RECORDS SUPPLIED:
↓↓↓

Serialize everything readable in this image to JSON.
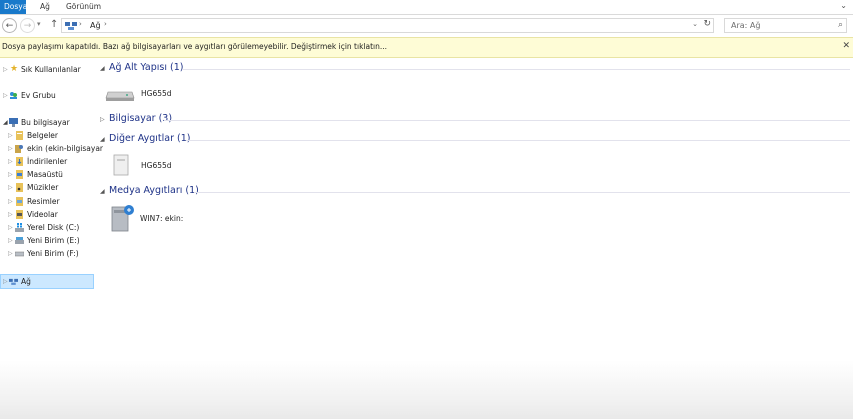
{
  "ribbon": {
    "tabs": [
      "Dosya",
      "Ağ",
      "Görünüm"
    ]
  },
  "address": {
    "path": [
      "Ağ"
    ],
    "search_placeholder": "Ara: Ağ"
  },
  "infobar": {
    "text": "Dosya paylaşımı kapatıldı. Bazı ağ bilgisayarları ve aygıtları görülemeyebilir. Değiştirmek için tıklatın..."
  },
  "navpane": {
    "quick_access": "Sık Kullanılanlar",
    "homegroup": "Ev Grubu",
    "this_pc": "Bu bilgisayar",
    "pc_items": [
      "Belgeler",
      "ekin (ekin-bilgisayar",
      "İndirilenler",
      "Masaüstü",
      "Müzikler",
      "Resimler",
      "Videolar",
      "Yerel Disk (C:)",
      "Yeni Birim (E:)",
      "Yeni Birim (F:)"
    ],
    "network": "Ağ"
  },
  "groups": [
    {
      "title": "Ağ Alt Yapısı (1)",
      "items": [
        "HG655d"
      ]
    },
    {
      "title": "Bilgisayar (3)",
      "items": []
    },
    {
      "title": "Diğer Aygıtlar (1)",
      "items": [
        "HG655d"
      ]
    },
    {
      "title": "Medya Aygıtları (1)",
      "items": [
        "WIN7: ekin:"
      ]
    }
  ],
  "colors": {
    "accent": "#1979ca",
    "group_title": "#1e3287",
    "selection": "#cce8ff",
    "infobar": "#fefcd6"
  }
}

↑↑↑

WORK REQUIRED: Restate each entry word for word, please, but drop any images it holds.

IN RESPONSE:
Serialize everything readable in this image to JSON.
{
  "ribbon": {
    "tabs": [
      "Dosya",
      "Ağ",
      "Görünüm"
    ]
  },
  "address": {
    "path": [
      "Ağ"
    ],
    "search_placeholder": "Ara: Ağ"
  },
  "infobar": {
    "text": "Dosya paylaşımı kapatıldı. Bazı ağ bilgisayarları ve aygıtları görülemeyebilir. Değiştirmek için tıklatın..."
  },
  "navpane": {
    "quick_access": "Sık Kullanılanlar",
    "homegroup": "Ev Grubu",
    "this_pc": "Bu bilgisayar",
    "pc_items": [
      "Belgeler",
      "ekin (ekin-bilgisayar",
      "İndirilenler",
      "Masaüstü",
      "Müzikler",
      "Resimler",
      "Videolar",
      "Yerel Disk (C:)",
      "Yeni Birim (E:)",
      "Yeni Birim (F:)"
    ],
    "network": "Ağ"
  },
  "groups": [
    {
      "title": "Ağ Alt Yapısı (1)",
      "items": [
        "HG655d"
      ]
    },
    {
      "title": "Bilgisayar (3)",
      "items": []
    },
    {
      "title": "Diğer Aygıtlar (1)",
      "items": [
        "HG655d"
      ]
    },
    {
      "title": "Medya Aygıtları (1)",
      "items": [
        "WIN7: ekin:"
      ]
    }
  ],
  "colors": {
    "accent": "#1979ca",
    "group_title": "#1e3287",
    "selection": "#cce8ff",
    "infobar": "#fefcd6"
  }
}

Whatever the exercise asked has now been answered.